**** THE RECORDS
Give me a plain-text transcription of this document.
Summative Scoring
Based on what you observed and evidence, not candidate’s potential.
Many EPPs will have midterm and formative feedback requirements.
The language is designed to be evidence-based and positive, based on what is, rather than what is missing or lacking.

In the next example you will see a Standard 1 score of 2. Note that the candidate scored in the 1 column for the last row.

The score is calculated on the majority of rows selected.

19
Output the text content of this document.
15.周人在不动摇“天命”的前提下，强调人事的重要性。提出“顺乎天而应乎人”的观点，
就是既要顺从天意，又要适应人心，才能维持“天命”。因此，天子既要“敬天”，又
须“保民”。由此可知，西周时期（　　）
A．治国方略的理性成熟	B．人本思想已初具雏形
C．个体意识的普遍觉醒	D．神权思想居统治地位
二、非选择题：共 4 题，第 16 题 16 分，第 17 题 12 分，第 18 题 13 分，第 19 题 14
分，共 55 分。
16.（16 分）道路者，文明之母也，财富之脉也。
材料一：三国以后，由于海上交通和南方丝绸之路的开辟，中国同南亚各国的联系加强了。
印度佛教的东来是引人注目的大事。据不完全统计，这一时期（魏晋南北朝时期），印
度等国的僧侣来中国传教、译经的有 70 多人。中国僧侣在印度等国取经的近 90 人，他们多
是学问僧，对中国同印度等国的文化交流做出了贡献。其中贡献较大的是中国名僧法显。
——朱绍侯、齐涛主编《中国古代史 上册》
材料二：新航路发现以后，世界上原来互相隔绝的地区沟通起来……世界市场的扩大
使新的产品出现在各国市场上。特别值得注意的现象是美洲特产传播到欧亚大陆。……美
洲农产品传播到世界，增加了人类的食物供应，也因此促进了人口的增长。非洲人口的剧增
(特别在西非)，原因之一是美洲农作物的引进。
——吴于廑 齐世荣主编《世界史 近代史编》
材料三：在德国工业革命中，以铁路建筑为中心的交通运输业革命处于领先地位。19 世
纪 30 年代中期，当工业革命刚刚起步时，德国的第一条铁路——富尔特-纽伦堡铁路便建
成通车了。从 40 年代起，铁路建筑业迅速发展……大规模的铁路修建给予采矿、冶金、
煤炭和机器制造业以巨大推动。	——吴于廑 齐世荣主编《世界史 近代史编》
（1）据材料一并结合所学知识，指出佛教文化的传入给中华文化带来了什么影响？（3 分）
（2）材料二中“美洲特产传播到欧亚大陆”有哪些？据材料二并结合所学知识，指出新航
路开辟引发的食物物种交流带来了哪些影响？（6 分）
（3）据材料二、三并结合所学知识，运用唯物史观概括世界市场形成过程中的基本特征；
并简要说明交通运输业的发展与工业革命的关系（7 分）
********
Repeat the data above exactly.

Give me a plain-text transcription of this document.
Summative Scoring
Based on what you observed and evidence, not candidate’s potential.
Many EPPs will have midterm and formative feedback requirements.
The language is designed to be evidence-based and positive, based on what is, rather than what is missing or lacking.

In the next example you will see a Standard 1 score of 2. Note that the candidate scored in the 1 column for the last row.

The score is calculated on the majority of rows selected.

19
Output the text content of this document.
15.周人在不动摇“天命”的前提下，强调人事的重要性。提出“顺乎天而应乎人”的观点，
就是既要顺从天意，又要适应人心，才能维持“天命”。因此，天子既要“敬天”，又
须“保民”。由此可知，西周时期（　　）
A．治国方略的理性成熟	B．人本思想已初具雏形
C．个体意识的普遍觉醒	D．神权思想居统治地位
二、非选择题：共 4 题，第 16 题 16 分，第 17 题 12 分，第 18 题 13 分，第 19 题 14
分，共 55 分。
16.（16 分）道路者，文明之母也，财富之脉也。
材料一：三国以后，由于海上交通和南方丝绸之路的开辟，中国同南亚各国的联系加强了。
印度佛教的东来是引人注目的大事。据不完全统计，这一时期（魏晋南北朝时期），印
度等国的僧侣来中国传教、译经的有 70 多人。中国僧侣在印度等国取经的近 90 人，他们多
是学问僧，对中国同印度等国的文化交流做出了贡献。其中贡献较大的是中国名僧法显。
——朱绍侯、齐涛主编《中国古代史 上册》
材料二：新航路发现以后，世界上原来互相隔绝的地区沟通起来……世界市场的扩大
使新的产品出现在各国市场上。特别值得注意的现象是美洲特产传播到欧亚大陆。……美
洲农产品传播到世界，增加了人类的食物供应，也因此促进了人口的增长。非洲人口的剧增
(特别在西非)，原因之一是美洲农作物的引进。
——吴于廑 齐世荣主编《世界史 近代史编》
材料三：在德国工业革命中，以铁路建筑为中心的交通运输业革命处于领先地位。19 世
纪 30 年代中期，当工业革命刚刚起步时，德国的第一条铁路——富尔特-纽伦堡铁路便建
成通车了。从 40 年代起，铁路建筑业迅速发展……大规模的铁路修建给予采矿、冶金、
煤炭和机器制造业以巨大推动。	——吴于廑 齐世荣主编《世界史 近代史编》
（1）据材料一并结合所学知识，指出佛教文化的传入给中华文化带来了什么影响？（3 分）
（2）材料二中“美洲特产传播到欧亚大陆”有哪些？据材料二并结合所学知识，指出新航
路开辟引发的食物物种交流带来了哪些影响？（6 分）
（3）据材料二、三并结合所学知识，运用唯物史观概括世界市场形成过程中的基本特征；
并简要说明交通运输业的发展与工业革命的关系（7 分）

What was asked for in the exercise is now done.